Reproduce the lines from the line with "resistor-r4: R4 [41, 217, 130, 284]" to the line with "resistor-r3: R3 [41, 301, 130, 370]", switching "AMP" to "U1" and leaving everything else unchanged.

*** Records ***

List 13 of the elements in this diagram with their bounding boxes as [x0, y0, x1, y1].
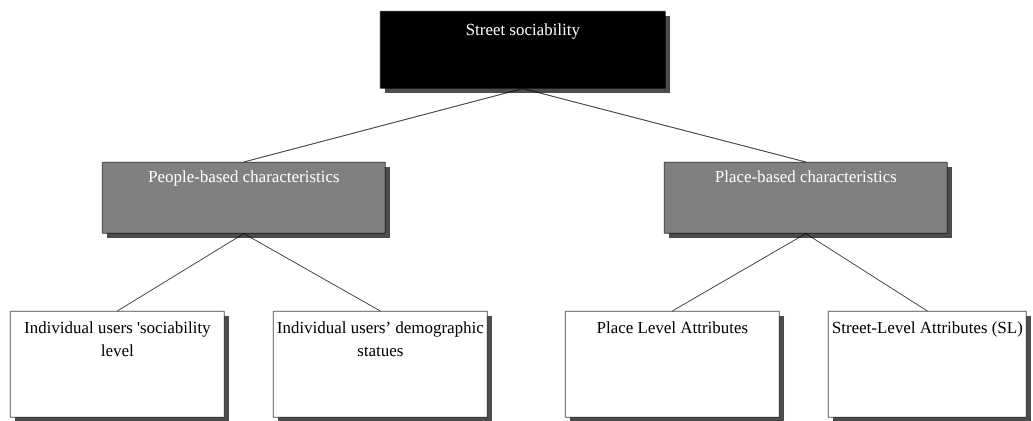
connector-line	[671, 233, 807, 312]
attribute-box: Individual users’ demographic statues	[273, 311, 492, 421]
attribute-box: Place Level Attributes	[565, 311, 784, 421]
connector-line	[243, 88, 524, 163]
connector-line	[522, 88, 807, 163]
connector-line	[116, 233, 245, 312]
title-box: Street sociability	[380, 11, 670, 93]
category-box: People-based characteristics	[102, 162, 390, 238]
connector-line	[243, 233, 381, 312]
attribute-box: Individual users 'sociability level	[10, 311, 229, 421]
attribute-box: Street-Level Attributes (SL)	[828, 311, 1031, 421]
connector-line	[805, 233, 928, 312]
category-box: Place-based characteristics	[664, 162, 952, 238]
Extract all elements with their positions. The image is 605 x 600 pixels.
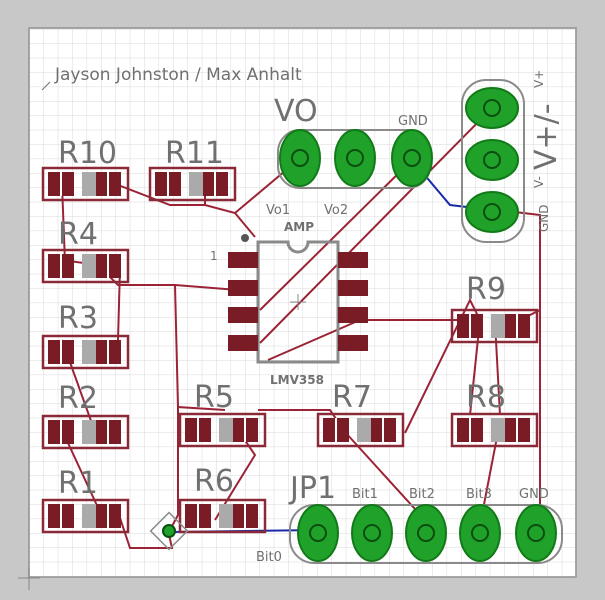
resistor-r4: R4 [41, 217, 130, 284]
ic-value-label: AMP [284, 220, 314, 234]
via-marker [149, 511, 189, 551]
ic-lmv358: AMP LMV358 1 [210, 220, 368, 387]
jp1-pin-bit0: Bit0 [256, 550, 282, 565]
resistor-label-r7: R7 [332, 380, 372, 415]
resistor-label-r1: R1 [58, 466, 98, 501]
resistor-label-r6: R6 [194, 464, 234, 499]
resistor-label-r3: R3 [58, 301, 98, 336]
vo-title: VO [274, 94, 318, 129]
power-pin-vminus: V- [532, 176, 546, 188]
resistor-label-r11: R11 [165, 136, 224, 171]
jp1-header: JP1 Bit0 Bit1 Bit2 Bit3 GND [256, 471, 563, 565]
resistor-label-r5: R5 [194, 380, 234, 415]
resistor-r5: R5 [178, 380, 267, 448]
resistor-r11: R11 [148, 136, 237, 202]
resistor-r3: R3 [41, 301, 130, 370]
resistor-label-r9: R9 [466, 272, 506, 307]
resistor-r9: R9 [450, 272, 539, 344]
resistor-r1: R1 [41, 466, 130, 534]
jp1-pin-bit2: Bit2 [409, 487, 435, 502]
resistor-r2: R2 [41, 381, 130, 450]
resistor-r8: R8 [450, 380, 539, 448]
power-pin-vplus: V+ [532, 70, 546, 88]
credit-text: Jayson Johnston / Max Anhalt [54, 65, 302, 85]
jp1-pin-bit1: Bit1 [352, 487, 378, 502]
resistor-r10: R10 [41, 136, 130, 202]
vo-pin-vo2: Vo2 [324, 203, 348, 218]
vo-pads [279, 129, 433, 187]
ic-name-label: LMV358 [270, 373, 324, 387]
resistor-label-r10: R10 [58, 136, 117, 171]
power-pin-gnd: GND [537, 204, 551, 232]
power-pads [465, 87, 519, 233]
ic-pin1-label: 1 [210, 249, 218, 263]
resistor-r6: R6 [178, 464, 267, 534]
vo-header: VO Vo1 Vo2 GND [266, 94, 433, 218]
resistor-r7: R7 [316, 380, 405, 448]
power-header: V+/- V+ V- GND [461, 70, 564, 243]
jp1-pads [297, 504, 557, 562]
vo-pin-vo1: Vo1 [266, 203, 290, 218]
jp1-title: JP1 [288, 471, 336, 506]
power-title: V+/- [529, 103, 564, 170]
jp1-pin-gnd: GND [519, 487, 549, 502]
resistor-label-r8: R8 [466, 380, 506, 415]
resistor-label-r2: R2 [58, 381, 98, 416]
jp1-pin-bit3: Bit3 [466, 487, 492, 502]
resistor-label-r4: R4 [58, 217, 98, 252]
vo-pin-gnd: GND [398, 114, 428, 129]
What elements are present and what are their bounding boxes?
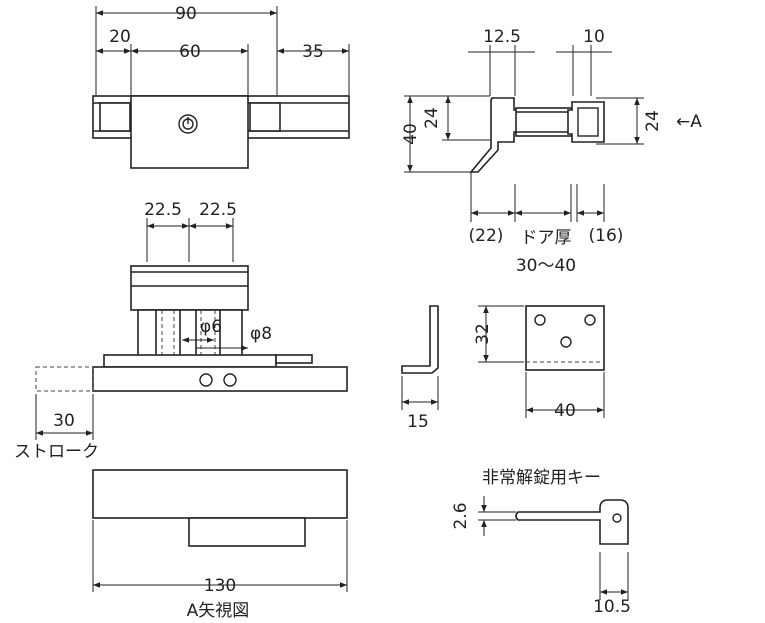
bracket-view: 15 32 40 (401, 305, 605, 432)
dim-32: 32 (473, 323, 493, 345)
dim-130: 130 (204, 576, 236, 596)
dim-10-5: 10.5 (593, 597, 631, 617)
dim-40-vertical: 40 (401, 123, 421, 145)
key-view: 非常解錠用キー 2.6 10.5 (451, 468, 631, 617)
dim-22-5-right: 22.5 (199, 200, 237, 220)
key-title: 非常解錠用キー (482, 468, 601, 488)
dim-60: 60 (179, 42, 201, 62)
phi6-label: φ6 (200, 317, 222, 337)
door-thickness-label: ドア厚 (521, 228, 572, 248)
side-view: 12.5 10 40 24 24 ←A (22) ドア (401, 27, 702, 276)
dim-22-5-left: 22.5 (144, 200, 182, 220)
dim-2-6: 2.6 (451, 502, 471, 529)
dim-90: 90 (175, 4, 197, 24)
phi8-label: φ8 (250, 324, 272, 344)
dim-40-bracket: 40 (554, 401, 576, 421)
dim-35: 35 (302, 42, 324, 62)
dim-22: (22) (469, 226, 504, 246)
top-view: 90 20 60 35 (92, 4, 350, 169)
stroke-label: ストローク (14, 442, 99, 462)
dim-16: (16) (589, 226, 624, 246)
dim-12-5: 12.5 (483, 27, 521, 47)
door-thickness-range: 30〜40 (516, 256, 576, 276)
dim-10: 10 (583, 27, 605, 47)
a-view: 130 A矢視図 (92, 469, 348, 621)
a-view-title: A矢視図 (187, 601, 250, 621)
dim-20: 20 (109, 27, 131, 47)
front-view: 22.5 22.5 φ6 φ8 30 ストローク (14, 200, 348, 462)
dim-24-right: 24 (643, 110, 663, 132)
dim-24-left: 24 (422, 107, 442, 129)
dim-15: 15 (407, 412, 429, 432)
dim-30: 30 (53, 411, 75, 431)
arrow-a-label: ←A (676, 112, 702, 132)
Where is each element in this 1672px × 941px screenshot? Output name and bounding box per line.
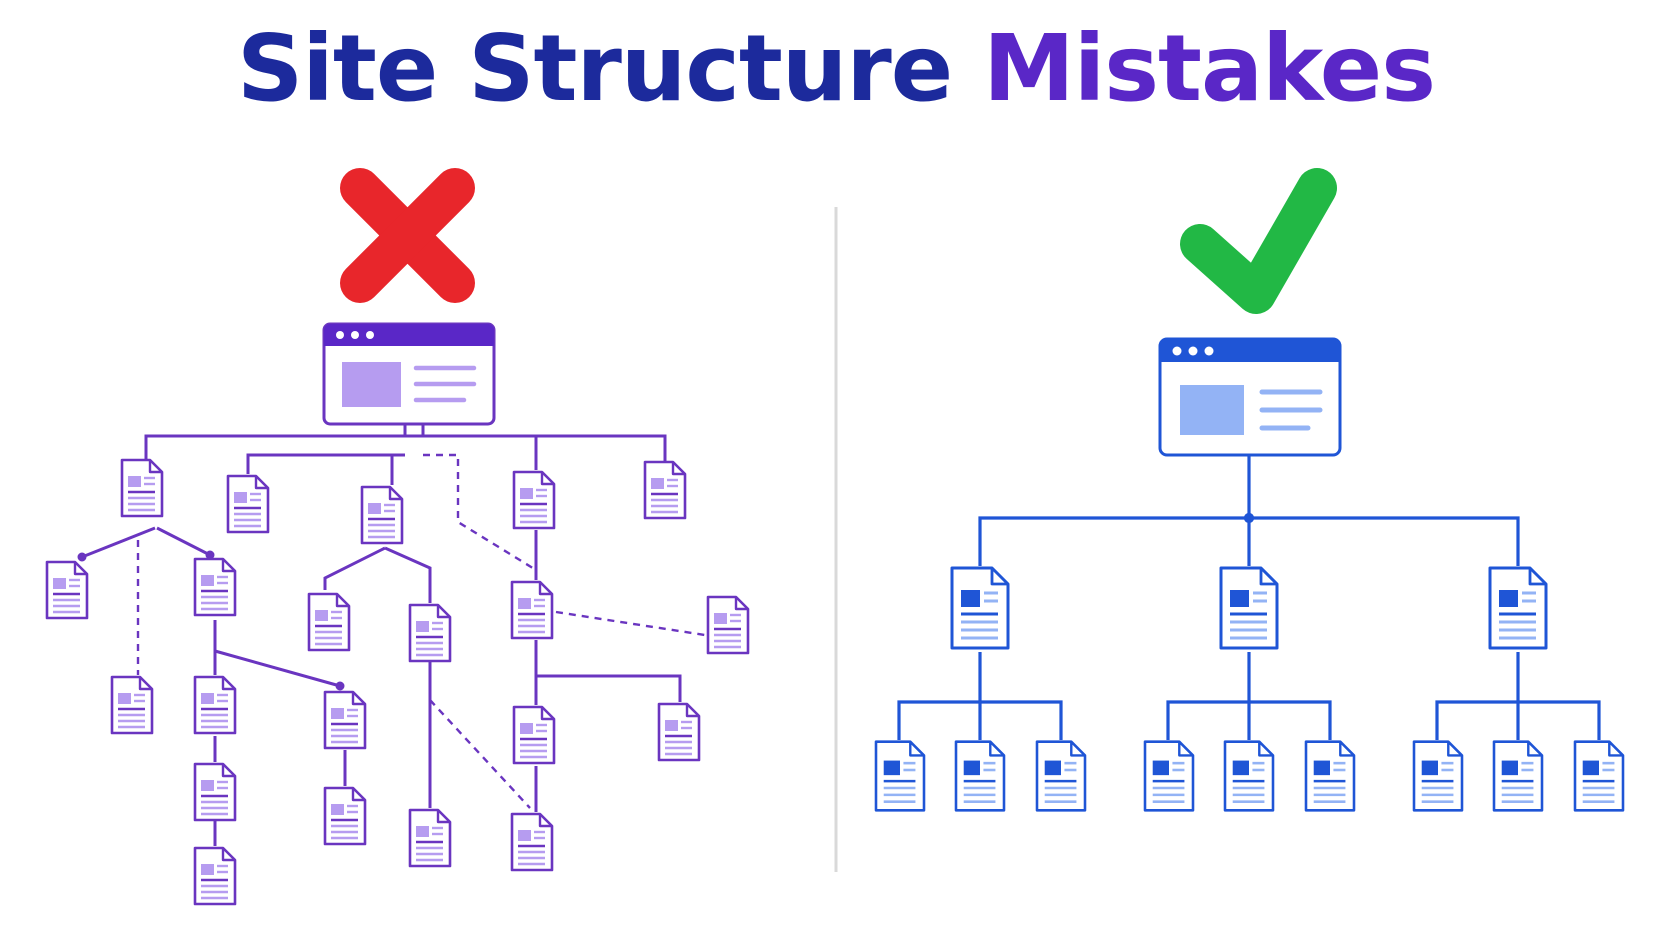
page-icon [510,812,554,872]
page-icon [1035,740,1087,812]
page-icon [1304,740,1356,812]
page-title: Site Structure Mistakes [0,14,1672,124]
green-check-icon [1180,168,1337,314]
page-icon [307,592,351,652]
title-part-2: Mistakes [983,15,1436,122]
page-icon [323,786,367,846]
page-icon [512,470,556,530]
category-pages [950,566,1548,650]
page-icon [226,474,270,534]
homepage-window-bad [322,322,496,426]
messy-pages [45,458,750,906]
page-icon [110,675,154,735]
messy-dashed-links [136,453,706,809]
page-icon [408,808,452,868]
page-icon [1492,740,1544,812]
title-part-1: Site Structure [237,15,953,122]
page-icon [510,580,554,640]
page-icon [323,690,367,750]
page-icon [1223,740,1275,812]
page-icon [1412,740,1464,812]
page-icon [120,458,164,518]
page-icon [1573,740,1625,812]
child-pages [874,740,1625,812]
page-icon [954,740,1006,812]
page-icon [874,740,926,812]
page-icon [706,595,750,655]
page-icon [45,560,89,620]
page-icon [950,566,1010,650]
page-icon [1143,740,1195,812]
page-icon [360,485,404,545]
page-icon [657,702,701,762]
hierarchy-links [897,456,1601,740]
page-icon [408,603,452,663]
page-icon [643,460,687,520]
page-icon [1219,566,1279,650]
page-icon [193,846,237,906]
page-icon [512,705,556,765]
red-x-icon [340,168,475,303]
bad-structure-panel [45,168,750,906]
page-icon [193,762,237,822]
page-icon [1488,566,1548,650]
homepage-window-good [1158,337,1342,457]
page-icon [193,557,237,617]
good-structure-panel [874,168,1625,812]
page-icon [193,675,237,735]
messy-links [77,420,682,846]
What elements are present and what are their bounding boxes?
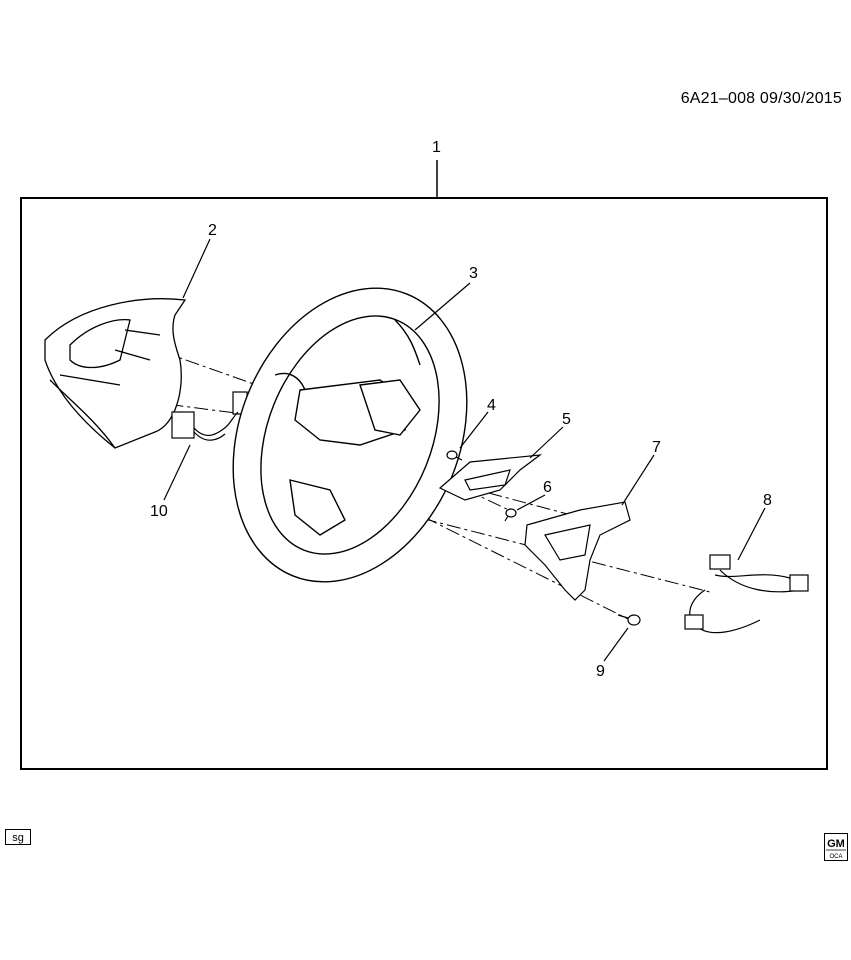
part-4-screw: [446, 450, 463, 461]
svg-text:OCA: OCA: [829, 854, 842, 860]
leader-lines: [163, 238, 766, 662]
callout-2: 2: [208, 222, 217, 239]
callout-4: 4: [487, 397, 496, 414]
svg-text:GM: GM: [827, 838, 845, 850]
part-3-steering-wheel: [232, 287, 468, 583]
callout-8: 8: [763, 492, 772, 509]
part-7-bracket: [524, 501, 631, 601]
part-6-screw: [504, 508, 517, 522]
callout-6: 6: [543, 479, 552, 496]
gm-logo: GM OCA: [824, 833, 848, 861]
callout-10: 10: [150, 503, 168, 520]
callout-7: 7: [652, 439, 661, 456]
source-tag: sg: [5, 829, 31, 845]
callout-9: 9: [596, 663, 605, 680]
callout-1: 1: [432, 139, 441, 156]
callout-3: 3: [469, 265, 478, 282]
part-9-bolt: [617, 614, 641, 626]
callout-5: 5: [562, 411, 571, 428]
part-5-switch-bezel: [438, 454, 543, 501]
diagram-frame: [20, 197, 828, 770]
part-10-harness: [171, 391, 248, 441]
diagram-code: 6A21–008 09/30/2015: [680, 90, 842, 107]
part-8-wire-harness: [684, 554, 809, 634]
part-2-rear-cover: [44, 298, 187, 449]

***

## Final result
resistor-r4: R4 [41, 217, 130, 284]
ic-value-label: U1 [284, 220, 314, 234]
via-marker [149, 511, 189, 551]
ic-lmv358: U1 LMV358 1 [210, 220, 368, 387]
jp1-pin-bit0: Bit0 [256, 550, 282, 565]
resistor-label-r7: R7 [332, 380, 372, 415]
resistor-label-r1: R1 [58, 466, 98, 501]
resistor-label-r6: R6 [194, 464, 234, 499]
resistor-label-r3: R3 [58, 301, 98, 336]
vo-title: VO [274, 94, 318, 129]
power-pin-vminus: V- [532, 176, 546, 188]
resistor-label-r11: R11 [165, 136, 224, 171]
jp1-header: JP1 Bit0 Bit1 Bit2 Bit3 GND [256, 471, 563, 565]
resistor-label-r5: R5 [194, 380, 234, 415]
resistor-r5: R5 [178, 380, 267, 448]
resistor-r11: R11 [148, 136, 237, 202]
resistor-r3: R3 [41, 301, 130, 370]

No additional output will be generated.